INFORMATION SUPPLIED:
• • • •
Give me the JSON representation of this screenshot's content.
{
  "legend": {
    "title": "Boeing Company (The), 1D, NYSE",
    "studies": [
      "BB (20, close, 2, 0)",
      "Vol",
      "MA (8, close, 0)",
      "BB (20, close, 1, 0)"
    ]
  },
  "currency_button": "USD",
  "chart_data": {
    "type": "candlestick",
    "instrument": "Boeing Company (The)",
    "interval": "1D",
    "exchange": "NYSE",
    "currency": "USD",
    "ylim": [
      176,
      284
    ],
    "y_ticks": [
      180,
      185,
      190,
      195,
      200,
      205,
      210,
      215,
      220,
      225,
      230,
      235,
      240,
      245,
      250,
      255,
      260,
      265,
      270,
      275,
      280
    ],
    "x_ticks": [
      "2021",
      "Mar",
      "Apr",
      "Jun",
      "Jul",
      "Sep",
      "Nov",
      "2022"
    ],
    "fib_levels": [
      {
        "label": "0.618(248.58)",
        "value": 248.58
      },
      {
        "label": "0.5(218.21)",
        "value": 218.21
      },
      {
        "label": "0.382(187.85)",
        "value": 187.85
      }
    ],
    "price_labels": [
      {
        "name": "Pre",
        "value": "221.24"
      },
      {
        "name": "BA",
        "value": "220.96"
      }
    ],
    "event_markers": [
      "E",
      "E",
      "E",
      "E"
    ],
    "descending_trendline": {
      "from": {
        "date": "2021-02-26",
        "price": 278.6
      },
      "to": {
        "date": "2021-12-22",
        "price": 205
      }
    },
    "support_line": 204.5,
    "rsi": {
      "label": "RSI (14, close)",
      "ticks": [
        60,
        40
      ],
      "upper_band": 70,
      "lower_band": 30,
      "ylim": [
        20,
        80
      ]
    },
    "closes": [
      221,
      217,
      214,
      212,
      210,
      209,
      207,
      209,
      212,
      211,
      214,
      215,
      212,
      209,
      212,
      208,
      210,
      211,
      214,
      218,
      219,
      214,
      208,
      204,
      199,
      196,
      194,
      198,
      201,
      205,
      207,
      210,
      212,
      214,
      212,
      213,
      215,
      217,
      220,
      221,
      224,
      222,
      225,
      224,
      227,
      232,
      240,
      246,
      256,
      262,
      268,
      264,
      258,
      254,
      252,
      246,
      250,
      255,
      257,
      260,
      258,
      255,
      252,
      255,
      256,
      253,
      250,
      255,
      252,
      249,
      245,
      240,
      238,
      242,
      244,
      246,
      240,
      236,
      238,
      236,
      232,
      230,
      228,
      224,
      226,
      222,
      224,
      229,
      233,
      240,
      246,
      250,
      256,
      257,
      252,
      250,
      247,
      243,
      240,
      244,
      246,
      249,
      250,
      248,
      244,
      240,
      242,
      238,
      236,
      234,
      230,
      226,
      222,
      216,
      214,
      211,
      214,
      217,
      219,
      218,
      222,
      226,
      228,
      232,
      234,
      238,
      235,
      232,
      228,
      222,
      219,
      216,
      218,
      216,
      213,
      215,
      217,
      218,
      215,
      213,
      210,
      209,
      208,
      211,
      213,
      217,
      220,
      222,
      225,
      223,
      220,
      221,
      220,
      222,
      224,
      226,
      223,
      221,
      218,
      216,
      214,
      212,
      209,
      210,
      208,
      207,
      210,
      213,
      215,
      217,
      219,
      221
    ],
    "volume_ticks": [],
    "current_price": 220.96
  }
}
• • • •
Output every line above without altering anything.

Give me the JSON representation of this screenshot's content.
{
  "legend": {
    "title": "Boeing Company (The), 1D, NYSE",
    "studies": [
      "BB (20, close, 2, 0)",
      "Vol",
      "MA (8, close, 0)",
      "BB (20, close, 1, 0)"
    ]
  },
  "currency_button": "USD",
  "chart_data": {
    "type": "candlestick",
    "instrument": "Boeing Company (The)",
    "interval": "1D",
    "exchange": "NYSE",
    "currency": "USD",
    "ylim": [
      176,
      284
    ],
    "y_ticks": [
      180,
      185,
      190,
      195,
      200,
      205,
      210,
      215,
      220,
      225,
      230,
      235,
      240,
      245,
      250,
      255,
      260,
      265,
      270,
      275,
      280
    ],
    "x_ticks": [
      "2021",
      "Mar",
      "Apr",
      "Jun",
      "Jul",
      "Sep",
      "Nov",
      "2022"
    ],
    "fib_levels": [
      {
        "label": "0.618(248.58)",
        "value": 248.58
      },
      {
        "label": "0.5(218.21)",
        "value": 218.21
      },
      {
        "label": "0.382(187.85)",
        "value": 187.85
      }
    ],
    "price_labels": [
      {
        "name": "Pre",
        "value": "221.24"
      },
      {
        "name": "BA",
        "value": "220.96"
      }
    ],
    "event_markers": [
      "E",
      "E",
      "E",
      "E"
    ],
    "descending_trendline": {
      "from": {
        "date": "2021-02-26",
        "price": 278.6
      },
      "to": {
        "date": "2021-12-22",
        "price": 205
      }
    },
    "support_line": 204.5,
    "rsi": {
      "label": "RSI (14, close)",
      "ticks": [
        60,
        40
      ],
      "upper_band": 70,
      "lower_band": 30,
      "ylim": [
        20,
        80
      ]
    },
    "closes": [
      221,
      217,
      214,
      212,
      210,
      209,
      207,
      209,
      212,
      211,
      214,
      215,
      212,
      209,
      212,
      208,
      210,
      211,
      214,
      218,
      219,
      214,
      208,
      204,
      199,
      196,
      194,
      198,
      201,
      205,
      207,
      210,
      212,
      214,
      212,
      213,
      215,
      217,
      220,
      221,
      224,
      222,
      225,
      224,
      227,
      232,
      240,
      246,
      256,
      262,
      268,
      264,
      258,
      254,
      252,
      246,
      250,
      255,
      257,
      260,
      258,
      255,
      252,
      255,
      256,
      253,
      250,
      255,
      252,
      249,
      245,
      240,
      238,
      242,
      244,
      246,
      240,
      236,
      238,
      236,
      232,
      230,
      228,
      224,
      226,
      222,
      224,
      229,
      233,
      240,
      246,
      250,
      256,
      257,
      252,
      250,
      247,
      243,
      240,
      244,
      246,
      249,
      250,
      248,
      244,
      240,
      242,
      238,
      236,
      234,
      230,
      226,
      222,
      216,
      214,
      211,
      214,
      217,
      219,
      218,
      222,
      226,
      228,
      232,
      234,
      238,
      235,
      232,
      228,
      222,
      219,
      216,
      218,
      216,
      213,
      215,
      217,
      218,
      215,
      213,
      210,
      209,
      208,
      211,
      213,
      217,
      220,
      222,
      225,
      223,
      220,
      221,
      220,
      222,
      224,
      226,
      223,
      221,
      218,
      216,
      214,
      212,
      209,
      210,
      208,
      207,
      210,
      213,
      215,
      217,
      219,
      221
    ],
    "volume_ticks": [],
    "current_price": 220.96
  }
}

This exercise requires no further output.